* 题目
根据这篇线性代数笔记回答：
(a) 点积 v·w 是怎样计算的？
(b) 线性方程组 Ax = b 经过消元后变成什么形式？
(c) 单位矩阵的对角线上和其他位置分别是什么数？

* 文本内容
● ● ● ●
强撸MIT之18.06

强撸MIT之18.06

在看量子计算之前,决定先复习一下线性代数,毕竟一年半没看了(逃
大概就是快速过一遍GSLA吧,顺便拿来训练阅读速度


1 Introduction to Vectors

1.1 Vectors and Linear combinations

  • the basic operations on vectors are multiplication cv and vector addition v + w.
  • The sum of cv and dw is a linear combination of v and w.
  • there is a perfect match between the column vector and the arrow from the origin and the point where the arrow ends.

1.2 Lengths and Dot Products

  • The dot product \(v \cdot w\) multiplies each component \(v_i\) by \(w_i\) and adds all \(v_iw_i\).
  • The length \(\|v\|\) of a vector is the square root of \(v \cdot v\).
  • Unit vectors u and U at angle \(\theta\) have \(u \cdot U = cos \theta\).
  • Schwarz inequality: \(|v \cdot w| \le \|v\| \|w\|\).
  • triangle inequality: \( \|v + w\| \le \|v\| + \|w\| \).

1.3 Matrices

  • Ax = b:
    The matrix A acts on the vector x. The output Ax is a combination b of the columns of A. (in column’s view)
    Ax is also dot products with rows. (in row’s view)
  • The relationship between Difference Matrix and Derivative.
    The Sum Matrix is the inverse matrix of the Difference Matrix.
    the Integration is the inverse of the Differentiation.
  • Independent columns: Ax = 0 has one solution. A is an invertible matrix.
    Dependent columns: Cx = 0 has many solutions. C is a singular matrix.

2 Solving Linear Equations

2.1 Vectors and Linear Equations

  • Column picture: Ax = b asks for a combination of columns to produce b.
  • Row picture: Each equation in Ax = 0 gives a line (n = 2) or a plane (n = 3) or a “hyperplane” (n > 3).
    They intersect at the solution or solutions, if any.
  • but Ax should be understood as a combination of the columns of A.

2.2 The idea of Elimination

  • A linear system (Ax = b) becomes upper triangular (Ux = c) after elimination.
  • The upper triangular system is solved by back substitution (starting at the bottom).
  • A zero in the pivot position can be repaired if there is a nonzero below it.
  • When breakdown is permanent, the system has no solution or infinitely many.

2.3 Elimination Using Matrices

  • The Identity Matrix has 1’s on the diagonal and otherwise 0’s.
    Then \(Ib = b\) for all b.
  • The Elementary Matrix or Elimination Matrix \(E_{ij}\) that substracts a multiple \(l\) of row j from row i has the extra nonzero entry \(-l\) in the i,j position (sitll diagonal 1’s)
  • The Row Exchange Matrix \(P_{ij}\) is the identity matrix with rows i and j reversed.
    When this Permutation Matrix \(P_{ij}\) multiplies a matrix, it exchanges rows i and j.
  • Elimination does the same row operations to A and to b. We can include b as an extra column and follow it through elimination. The matrix A is enlarged or augmented by the extra column b.
● ● ● ●
* 所给记录
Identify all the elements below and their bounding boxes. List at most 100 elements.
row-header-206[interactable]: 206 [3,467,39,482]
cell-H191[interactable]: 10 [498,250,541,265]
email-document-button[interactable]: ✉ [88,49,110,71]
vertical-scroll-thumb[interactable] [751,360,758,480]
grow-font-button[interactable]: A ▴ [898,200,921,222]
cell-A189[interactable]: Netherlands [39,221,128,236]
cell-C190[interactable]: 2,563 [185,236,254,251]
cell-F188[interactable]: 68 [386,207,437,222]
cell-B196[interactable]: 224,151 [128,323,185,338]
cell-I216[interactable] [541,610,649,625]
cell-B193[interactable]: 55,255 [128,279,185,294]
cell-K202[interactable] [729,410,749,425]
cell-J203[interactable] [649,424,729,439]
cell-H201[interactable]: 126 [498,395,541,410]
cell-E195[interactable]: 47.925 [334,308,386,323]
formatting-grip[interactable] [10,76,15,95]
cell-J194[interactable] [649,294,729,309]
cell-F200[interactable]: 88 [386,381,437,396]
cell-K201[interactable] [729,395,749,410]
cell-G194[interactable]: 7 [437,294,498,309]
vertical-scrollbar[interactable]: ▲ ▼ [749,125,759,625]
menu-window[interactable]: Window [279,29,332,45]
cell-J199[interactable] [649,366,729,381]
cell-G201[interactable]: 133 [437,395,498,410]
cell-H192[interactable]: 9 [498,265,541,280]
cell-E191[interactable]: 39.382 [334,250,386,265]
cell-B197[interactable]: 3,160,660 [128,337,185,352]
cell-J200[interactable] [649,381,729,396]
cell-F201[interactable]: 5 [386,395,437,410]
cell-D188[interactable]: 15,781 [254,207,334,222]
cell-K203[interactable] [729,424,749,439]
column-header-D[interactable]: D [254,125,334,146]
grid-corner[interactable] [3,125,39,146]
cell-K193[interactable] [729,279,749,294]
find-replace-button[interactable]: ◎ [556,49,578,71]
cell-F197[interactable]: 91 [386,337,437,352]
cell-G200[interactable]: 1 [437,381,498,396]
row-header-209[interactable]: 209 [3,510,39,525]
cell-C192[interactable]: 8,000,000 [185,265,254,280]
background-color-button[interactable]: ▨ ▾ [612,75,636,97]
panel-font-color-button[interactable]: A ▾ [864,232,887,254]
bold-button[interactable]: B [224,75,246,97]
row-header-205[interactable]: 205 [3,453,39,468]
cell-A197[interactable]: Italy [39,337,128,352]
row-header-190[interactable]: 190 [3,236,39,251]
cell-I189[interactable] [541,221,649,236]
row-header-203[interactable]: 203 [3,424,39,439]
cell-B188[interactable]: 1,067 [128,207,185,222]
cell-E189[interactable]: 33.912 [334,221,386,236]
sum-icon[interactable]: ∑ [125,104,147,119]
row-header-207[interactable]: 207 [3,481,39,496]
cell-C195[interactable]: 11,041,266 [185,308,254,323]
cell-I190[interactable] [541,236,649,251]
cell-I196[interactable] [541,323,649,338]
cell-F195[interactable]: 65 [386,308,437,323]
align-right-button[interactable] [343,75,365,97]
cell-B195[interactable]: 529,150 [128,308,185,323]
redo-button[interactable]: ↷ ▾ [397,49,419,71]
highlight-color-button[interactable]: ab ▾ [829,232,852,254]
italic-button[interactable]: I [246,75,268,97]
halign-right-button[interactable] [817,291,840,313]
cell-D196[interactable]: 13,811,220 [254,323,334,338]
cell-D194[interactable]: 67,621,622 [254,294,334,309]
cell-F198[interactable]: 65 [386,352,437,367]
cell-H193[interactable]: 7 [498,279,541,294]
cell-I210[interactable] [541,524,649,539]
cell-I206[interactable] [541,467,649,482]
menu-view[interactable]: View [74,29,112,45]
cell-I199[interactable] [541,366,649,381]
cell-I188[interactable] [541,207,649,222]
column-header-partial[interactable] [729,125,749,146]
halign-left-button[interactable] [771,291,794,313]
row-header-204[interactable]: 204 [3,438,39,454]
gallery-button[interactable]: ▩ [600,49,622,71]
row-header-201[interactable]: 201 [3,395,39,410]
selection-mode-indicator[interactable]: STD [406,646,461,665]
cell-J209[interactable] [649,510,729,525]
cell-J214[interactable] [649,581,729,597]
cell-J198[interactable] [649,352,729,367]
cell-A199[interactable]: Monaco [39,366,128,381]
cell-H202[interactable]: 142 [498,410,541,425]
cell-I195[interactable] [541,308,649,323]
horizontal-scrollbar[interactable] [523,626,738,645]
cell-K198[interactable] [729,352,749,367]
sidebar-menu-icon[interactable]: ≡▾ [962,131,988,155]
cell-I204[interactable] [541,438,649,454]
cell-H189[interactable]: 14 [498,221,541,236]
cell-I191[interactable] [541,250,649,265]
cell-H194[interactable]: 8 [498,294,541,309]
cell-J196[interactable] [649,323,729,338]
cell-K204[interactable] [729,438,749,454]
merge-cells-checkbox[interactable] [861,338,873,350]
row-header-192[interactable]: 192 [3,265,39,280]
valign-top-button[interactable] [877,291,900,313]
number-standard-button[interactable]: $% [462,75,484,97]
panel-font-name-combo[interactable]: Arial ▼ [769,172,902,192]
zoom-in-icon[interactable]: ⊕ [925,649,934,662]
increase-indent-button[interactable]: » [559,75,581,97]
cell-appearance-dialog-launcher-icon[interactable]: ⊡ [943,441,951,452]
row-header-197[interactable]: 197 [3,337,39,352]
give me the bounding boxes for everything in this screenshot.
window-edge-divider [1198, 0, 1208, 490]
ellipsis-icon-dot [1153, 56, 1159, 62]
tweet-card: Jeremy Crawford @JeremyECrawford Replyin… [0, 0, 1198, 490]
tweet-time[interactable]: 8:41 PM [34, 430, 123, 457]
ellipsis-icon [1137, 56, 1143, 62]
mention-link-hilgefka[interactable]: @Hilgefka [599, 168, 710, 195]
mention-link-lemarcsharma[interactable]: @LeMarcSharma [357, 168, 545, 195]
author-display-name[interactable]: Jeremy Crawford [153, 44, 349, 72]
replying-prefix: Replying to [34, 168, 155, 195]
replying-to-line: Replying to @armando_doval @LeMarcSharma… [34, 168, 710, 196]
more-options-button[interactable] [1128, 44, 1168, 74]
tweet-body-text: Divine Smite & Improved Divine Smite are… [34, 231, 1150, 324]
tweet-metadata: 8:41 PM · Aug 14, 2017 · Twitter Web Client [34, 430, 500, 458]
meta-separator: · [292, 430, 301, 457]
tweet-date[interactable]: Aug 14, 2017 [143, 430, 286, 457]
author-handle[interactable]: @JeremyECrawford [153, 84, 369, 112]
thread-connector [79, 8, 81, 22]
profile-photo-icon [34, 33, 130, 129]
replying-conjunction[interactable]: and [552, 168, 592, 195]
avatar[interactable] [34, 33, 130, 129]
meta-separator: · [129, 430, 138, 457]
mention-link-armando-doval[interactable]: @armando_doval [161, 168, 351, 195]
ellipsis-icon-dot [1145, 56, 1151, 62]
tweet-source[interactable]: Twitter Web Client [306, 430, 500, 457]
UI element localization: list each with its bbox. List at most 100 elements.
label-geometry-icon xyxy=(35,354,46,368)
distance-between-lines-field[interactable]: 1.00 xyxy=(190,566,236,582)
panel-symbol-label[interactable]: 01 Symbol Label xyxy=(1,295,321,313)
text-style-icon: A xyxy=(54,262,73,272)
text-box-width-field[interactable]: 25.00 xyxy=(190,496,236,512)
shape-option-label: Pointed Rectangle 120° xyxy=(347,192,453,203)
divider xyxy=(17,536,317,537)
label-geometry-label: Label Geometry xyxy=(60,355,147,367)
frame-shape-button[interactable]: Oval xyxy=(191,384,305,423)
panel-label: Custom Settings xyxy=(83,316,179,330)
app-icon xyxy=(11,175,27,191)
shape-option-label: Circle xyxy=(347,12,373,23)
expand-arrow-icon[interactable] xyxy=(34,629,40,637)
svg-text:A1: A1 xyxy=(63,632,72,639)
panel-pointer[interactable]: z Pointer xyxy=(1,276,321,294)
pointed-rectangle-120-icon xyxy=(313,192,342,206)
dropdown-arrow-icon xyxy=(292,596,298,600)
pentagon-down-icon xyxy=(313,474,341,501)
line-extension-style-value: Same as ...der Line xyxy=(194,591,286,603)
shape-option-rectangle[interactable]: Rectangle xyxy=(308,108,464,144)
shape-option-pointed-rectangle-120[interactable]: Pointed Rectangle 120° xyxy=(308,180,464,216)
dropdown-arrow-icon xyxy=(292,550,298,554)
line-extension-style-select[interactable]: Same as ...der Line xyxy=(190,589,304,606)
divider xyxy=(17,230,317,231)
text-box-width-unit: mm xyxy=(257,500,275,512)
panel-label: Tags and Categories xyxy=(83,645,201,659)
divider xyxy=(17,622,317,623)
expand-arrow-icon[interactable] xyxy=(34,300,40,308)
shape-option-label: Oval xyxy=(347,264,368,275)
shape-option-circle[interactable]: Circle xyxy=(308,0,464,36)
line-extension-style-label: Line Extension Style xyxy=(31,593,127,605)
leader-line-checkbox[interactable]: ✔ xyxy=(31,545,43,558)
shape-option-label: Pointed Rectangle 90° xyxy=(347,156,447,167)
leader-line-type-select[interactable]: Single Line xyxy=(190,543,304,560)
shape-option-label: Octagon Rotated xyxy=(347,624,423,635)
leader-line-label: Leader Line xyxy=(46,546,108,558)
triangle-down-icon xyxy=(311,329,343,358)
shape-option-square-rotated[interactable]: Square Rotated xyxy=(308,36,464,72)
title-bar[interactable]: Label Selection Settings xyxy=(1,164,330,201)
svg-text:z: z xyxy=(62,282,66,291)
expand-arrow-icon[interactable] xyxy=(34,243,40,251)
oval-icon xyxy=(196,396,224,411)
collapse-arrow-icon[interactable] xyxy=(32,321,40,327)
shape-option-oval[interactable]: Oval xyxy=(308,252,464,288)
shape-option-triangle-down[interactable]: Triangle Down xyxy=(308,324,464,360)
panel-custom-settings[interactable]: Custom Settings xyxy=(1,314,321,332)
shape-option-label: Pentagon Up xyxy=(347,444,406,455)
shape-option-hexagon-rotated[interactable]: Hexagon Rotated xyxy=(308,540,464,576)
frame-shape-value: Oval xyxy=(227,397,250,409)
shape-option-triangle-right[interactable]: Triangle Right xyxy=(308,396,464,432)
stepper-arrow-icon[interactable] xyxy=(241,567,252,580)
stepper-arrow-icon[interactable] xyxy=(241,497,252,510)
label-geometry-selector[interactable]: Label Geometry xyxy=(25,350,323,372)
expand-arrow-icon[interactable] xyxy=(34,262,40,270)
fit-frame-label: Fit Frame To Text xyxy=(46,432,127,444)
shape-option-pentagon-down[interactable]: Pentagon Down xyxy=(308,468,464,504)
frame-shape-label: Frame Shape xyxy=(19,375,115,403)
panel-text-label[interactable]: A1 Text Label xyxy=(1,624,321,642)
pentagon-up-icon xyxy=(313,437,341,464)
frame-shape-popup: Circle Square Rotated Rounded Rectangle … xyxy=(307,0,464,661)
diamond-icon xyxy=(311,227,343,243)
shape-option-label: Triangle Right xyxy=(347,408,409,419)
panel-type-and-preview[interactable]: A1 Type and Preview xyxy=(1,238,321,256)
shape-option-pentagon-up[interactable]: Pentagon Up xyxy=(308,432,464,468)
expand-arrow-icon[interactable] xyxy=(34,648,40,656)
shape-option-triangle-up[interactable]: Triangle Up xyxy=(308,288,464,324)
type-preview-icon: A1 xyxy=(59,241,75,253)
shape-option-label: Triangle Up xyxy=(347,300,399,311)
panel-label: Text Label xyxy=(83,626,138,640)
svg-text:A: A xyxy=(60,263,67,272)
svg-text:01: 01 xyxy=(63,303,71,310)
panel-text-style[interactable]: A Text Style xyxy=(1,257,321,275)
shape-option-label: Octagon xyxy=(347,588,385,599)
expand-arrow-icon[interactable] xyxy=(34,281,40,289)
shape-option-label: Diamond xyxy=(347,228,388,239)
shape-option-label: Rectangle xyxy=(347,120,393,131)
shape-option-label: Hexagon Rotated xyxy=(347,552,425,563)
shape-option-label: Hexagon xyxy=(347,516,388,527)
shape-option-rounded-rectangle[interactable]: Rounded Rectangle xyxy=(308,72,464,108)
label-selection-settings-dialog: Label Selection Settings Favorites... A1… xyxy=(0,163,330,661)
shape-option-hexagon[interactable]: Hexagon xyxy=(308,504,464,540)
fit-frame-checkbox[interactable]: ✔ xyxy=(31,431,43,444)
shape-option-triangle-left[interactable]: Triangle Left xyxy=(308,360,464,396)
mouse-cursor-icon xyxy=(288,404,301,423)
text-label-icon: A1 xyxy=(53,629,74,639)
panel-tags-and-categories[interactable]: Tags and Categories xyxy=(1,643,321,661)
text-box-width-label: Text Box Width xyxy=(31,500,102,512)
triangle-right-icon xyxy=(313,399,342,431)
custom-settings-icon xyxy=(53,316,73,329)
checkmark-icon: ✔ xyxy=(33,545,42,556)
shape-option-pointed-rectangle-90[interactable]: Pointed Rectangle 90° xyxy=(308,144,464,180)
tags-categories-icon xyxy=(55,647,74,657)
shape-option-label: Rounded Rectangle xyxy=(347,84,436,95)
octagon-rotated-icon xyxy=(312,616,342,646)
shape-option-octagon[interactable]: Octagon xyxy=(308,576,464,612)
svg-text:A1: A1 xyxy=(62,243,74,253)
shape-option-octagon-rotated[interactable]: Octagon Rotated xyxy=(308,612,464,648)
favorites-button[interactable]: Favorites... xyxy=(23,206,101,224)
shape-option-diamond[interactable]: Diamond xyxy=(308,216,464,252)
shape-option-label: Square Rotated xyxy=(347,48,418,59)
● ● ● ●
* 完整解答
(a) 把每个分量 v_i 与 w_i 相乘，再把所有 v_i w_i 相加。
(b) 变成上三角形式 Ux = c。
(c) 对角线上是 1，其他位置是 0。